- _SUPPLIED DATA_:
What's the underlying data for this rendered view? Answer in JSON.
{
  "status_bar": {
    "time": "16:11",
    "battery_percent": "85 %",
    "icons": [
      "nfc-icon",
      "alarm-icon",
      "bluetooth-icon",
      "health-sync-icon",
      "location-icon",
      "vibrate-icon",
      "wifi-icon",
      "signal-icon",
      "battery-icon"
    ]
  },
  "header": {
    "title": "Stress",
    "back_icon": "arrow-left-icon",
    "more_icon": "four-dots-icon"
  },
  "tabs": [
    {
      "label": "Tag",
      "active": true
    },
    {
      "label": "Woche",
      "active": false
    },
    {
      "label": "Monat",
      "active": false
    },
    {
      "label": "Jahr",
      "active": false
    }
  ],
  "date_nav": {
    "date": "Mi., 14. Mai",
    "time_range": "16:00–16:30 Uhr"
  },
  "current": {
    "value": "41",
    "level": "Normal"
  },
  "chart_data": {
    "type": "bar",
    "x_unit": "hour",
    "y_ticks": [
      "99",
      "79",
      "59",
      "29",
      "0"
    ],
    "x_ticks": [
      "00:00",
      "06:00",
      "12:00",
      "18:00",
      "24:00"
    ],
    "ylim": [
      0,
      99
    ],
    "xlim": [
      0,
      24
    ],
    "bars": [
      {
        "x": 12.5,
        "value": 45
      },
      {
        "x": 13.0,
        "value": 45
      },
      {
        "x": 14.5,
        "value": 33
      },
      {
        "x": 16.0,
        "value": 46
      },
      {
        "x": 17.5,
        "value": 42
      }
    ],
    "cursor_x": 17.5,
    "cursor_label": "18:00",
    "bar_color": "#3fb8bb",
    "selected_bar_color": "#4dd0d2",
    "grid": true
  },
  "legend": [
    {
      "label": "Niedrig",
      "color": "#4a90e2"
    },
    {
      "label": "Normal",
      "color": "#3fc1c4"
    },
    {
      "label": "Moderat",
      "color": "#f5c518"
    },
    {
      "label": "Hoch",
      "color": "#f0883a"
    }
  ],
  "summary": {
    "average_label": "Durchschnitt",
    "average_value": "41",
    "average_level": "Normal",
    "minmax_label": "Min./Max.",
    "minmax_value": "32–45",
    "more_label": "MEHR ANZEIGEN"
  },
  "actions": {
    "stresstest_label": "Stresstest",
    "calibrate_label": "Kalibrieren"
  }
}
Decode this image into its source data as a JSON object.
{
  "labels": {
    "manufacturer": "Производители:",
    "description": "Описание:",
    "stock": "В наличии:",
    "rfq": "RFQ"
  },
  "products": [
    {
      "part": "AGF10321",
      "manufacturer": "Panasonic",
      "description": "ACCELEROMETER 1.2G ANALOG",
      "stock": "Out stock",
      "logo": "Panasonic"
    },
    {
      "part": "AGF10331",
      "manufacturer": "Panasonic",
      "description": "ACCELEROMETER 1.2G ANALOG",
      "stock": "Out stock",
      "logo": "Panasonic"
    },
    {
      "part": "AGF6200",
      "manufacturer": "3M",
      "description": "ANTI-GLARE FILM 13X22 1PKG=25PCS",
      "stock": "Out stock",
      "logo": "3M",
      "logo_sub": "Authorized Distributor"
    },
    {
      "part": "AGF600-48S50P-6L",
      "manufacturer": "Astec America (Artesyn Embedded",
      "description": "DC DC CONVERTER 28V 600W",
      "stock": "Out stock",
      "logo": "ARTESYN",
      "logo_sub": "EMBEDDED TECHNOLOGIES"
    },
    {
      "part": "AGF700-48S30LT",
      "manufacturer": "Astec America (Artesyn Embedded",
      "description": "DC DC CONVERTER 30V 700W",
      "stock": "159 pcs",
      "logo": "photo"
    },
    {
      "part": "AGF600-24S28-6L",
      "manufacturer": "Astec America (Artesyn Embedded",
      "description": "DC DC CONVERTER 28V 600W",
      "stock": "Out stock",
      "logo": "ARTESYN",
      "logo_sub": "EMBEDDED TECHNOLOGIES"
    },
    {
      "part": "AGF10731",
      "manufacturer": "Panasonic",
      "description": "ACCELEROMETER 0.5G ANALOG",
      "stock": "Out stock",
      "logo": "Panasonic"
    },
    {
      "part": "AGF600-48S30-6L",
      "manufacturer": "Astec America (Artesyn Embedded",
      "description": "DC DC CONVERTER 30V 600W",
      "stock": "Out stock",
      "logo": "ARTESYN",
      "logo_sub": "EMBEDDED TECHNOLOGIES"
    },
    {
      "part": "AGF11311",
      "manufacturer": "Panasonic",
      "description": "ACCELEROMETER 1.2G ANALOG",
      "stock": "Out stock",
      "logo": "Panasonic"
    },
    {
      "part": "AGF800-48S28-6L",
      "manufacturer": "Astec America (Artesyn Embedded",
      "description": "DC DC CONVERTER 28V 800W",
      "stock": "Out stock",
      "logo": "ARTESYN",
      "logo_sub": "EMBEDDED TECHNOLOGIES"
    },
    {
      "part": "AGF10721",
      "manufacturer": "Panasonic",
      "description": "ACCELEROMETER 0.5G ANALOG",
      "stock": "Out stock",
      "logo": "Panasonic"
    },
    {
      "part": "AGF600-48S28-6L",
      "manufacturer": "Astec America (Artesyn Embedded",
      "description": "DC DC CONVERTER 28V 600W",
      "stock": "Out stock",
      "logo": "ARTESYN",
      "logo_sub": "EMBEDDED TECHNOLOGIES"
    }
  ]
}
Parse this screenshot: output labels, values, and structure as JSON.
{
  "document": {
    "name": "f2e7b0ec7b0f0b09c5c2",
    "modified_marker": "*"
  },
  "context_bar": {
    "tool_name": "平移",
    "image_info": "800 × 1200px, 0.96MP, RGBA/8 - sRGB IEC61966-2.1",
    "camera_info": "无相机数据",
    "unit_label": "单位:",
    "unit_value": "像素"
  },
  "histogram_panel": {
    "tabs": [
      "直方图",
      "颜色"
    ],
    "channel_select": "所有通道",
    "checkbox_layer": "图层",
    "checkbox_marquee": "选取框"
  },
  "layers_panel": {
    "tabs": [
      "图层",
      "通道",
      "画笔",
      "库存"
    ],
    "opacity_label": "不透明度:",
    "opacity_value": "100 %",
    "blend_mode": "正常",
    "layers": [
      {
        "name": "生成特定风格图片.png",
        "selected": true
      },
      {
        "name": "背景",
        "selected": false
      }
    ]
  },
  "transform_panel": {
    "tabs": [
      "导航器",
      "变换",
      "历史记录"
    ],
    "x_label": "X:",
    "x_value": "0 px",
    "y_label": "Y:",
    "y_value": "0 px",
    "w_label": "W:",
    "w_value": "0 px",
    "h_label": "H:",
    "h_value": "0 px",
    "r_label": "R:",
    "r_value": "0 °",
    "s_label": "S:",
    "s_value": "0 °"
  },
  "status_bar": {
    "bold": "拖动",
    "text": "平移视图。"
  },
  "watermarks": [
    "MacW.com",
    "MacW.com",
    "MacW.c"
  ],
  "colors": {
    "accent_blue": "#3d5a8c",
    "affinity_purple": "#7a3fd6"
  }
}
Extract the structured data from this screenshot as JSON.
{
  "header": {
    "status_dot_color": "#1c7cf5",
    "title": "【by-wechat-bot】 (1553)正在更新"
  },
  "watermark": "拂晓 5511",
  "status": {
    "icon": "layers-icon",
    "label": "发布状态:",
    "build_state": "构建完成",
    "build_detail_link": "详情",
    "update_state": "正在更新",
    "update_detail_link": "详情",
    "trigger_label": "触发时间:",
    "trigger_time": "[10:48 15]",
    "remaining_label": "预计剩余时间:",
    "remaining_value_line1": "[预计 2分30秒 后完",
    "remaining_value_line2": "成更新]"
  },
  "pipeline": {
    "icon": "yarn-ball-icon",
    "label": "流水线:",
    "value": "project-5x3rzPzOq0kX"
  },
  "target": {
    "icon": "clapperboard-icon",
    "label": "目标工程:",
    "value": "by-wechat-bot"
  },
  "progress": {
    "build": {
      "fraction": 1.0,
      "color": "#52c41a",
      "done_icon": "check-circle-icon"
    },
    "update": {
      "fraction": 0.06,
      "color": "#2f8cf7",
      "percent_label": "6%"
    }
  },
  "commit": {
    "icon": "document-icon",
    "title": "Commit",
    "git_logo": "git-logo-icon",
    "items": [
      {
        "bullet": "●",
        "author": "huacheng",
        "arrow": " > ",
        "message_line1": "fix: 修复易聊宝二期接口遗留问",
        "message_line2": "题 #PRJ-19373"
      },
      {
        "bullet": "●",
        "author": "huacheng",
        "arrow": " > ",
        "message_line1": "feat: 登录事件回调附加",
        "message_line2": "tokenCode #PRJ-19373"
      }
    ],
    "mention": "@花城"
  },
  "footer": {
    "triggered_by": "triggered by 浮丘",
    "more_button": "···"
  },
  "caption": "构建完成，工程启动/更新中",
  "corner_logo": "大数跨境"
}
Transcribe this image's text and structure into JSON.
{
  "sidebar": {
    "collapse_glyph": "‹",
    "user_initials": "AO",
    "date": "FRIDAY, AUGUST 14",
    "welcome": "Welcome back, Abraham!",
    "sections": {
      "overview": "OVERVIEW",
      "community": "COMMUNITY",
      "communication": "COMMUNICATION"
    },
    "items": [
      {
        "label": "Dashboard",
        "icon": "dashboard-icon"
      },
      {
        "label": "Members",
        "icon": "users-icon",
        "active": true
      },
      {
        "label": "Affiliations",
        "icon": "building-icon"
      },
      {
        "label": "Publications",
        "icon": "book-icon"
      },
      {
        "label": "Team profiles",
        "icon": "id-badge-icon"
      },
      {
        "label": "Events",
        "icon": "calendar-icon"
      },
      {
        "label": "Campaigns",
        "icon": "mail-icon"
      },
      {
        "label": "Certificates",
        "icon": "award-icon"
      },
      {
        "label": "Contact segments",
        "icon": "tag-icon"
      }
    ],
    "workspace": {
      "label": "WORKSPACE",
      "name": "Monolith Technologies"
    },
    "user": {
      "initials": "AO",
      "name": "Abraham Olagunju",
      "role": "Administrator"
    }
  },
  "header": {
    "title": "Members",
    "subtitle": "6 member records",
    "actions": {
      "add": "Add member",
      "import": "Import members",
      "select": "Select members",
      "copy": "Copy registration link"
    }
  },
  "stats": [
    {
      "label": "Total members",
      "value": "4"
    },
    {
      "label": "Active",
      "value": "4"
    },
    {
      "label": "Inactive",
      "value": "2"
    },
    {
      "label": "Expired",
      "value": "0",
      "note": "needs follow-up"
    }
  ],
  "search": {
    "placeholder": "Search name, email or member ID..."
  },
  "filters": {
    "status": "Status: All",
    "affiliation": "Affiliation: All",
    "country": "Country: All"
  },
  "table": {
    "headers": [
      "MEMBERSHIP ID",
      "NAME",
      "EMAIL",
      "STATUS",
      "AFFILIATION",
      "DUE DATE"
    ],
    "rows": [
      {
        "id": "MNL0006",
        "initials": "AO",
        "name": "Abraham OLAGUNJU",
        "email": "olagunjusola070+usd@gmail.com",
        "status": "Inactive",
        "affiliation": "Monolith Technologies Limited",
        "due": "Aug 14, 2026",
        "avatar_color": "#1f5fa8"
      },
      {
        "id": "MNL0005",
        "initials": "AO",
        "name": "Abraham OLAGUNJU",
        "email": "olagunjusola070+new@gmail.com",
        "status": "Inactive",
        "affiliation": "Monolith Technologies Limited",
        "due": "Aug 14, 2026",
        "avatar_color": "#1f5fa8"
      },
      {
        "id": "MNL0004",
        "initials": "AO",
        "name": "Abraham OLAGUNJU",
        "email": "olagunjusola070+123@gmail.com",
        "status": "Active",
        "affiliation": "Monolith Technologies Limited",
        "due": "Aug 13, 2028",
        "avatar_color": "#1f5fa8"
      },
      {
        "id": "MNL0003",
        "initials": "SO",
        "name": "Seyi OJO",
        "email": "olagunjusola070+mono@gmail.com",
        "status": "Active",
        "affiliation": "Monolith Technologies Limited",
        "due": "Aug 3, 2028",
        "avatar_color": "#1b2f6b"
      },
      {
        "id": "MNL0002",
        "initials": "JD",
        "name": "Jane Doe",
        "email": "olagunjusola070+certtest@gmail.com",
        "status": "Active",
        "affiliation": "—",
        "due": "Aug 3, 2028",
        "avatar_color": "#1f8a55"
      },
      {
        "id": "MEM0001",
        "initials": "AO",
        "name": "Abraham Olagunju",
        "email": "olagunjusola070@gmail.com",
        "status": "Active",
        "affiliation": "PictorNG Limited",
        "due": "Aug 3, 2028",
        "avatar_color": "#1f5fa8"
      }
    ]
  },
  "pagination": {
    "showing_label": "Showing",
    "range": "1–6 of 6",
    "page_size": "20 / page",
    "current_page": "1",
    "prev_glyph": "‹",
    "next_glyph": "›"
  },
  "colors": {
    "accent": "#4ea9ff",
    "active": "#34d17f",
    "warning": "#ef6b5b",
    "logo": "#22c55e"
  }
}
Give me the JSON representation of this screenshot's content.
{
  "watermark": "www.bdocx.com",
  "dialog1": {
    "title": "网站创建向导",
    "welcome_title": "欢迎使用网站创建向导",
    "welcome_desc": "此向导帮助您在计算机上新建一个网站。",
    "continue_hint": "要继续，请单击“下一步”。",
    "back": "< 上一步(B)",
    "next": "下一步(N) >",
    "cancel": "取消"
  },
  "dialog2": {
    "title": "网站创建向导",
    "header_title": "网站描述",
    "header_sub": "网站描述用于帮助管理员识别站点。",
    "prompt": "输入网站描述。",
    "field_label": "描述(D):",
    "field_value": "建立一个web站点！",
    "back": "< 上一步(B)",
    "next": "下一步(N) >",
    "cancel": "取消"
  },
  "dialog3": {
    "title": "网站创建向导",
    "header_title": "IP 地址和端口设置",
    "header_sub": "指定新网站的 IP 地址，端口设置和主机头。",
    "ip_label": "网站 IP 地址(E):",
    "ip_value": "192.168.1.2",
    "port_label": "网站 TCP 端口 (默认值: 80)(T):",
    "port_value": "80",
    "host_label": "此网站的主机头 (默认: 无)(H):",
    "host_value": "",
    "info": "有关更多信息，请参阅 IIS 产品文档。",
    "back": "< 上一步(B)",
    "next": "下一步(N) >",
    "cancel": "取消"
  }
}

- _TASK STATEMENT_:
Pull out all lines containing "into".

- _ANSWER FOR THIS EXERCISE_:
Decode this image into its source data as a JSON object.
Transcribe this image's text and structure into JSON.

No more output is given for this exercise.